--- BEGIN RECORDS ---

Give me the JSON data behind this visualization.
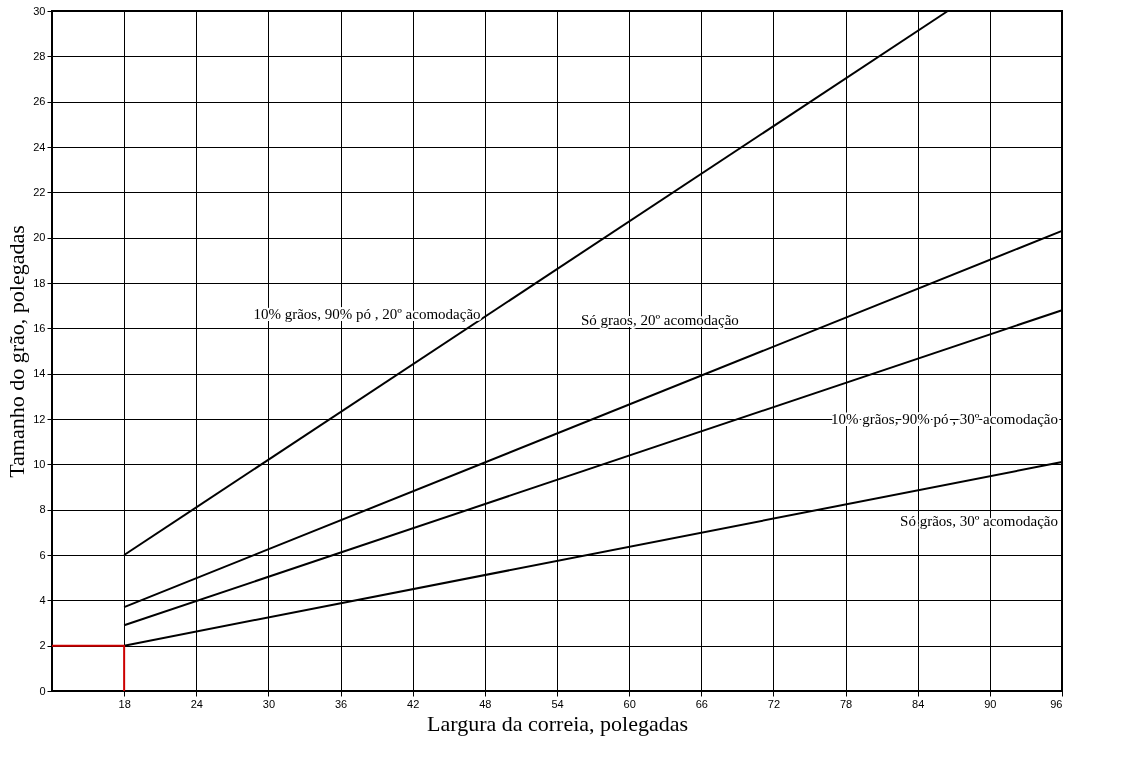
{
  "chart_data": {
    "type": "line",
    "xlabel": "Largura da correia, polegadas",
    "ylabel": "Tamanho do grão, polegadas",
    "xlim": [
      12,
      96
    ],
    "xticks": [
      18,
      24,
      30,
      36,
      42,
      48,
      54,
      60,
      66,
      72,
      78,
      84,
      90,
      96
    ],
    "ylim": [
      0,
      30
    ],
    "yticks": [
      0,
      2,
      4,
      6,
      8,
      10,
      12,
      14,
      16,
      18,
      20,
      22,
      24,
      26,
      28,
      30
    ],
    "grid": true,
    "line_style": "solid",
    "series": [
      {
        "name": "10% grãos, 90% pó , 20º acomodação",
        "color": "#000000",
        "x": [
          18,
          86.5
        ],
        "values": [
          6,
          30
        ]
      },
      {
        "name": "Só graos, 20º acomodação",
        "color": "#000000",
        "x": [
          18,
          96
        ],
        "values": [
          3.7,
          20.3
        ]
      },
      {
        "name": "10% grãos, 90% pó , 30º acomodação",
        "color": "#000000",
        "x": [
          18,
          96
        ],
        "values": [
          2.9,
          16.8
        ]
      },
      {
        "name": "Só grãos, 30º acomodação",
        "color": "#000000",
        "x": [
          18,
          96
        ],
        "values": [
          2,
          10.1
        ]
      },
      {
        "color": "#cc0000",
        "x": [
          12,
          18,
          18
        ],
        "values": [
          2,
          2,
          0
        ]
      }
    ]
  }
}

--- END RECORDS ---

Set down every entry word for word, but omit the pictures.

Give me the JSON data behind this visualization.
{
  "chart_data": {
    "type": "line",
    "xlabel": "Largura da correia, polegadas",
    "ylabel": "Tamanho do grão, polegadas",
    "xlim": [
      12,
      96
    ],
    "xticks": [
      18,
      24,
      30,
      36,
      42,
      48,
      54,
      60,
      66,
      72,
      78,
      84,
      90,
      96
    ],
    "ylim": [
      0,
      30
    ],
    "yticks": [
      0,
      2,
      4,
      6,
      8,
      10,
      12,
      14,
      16,
      18,
      20,
      22,
      24,
      26,
      28,
      30
    ],
    "grid": true,
    "line_style": "solid",
    "series": [
      {
        "name": "10% grãos, 90% pó , 20º acomodação",
        "color": "#000000",
        "x": [
          18,
          86.5
        ],
        "values": [
          6,
          30
        ]
      },
      {
        "name": "Só graos, 20º acomodação",
        "color": "#000000",
        "x": [
          18,
          96
        ],
        "values": [
          3.7,
          20.3
        ]
      },
      {
        "name": "10% grãos, 90% pó , 30º acomodação",
        "color": "#000000",
        "x": [
          18,
          96
        ],
        "values": [
          2.9,
          16.8
        ]
      },
      {
        "name": "Só grãos, 30º acomodação",
        "color": "#000000",
        "x": [
          18,
          96
        ],
        "values": [
          2,
          10.1
        ]
      },
      {
        "color": "#cc0000",
        "x": [
          12,
          18,
          18
        ],
        "values": [
          2,
          2,
          0
        ]
      }
    ]
  }
}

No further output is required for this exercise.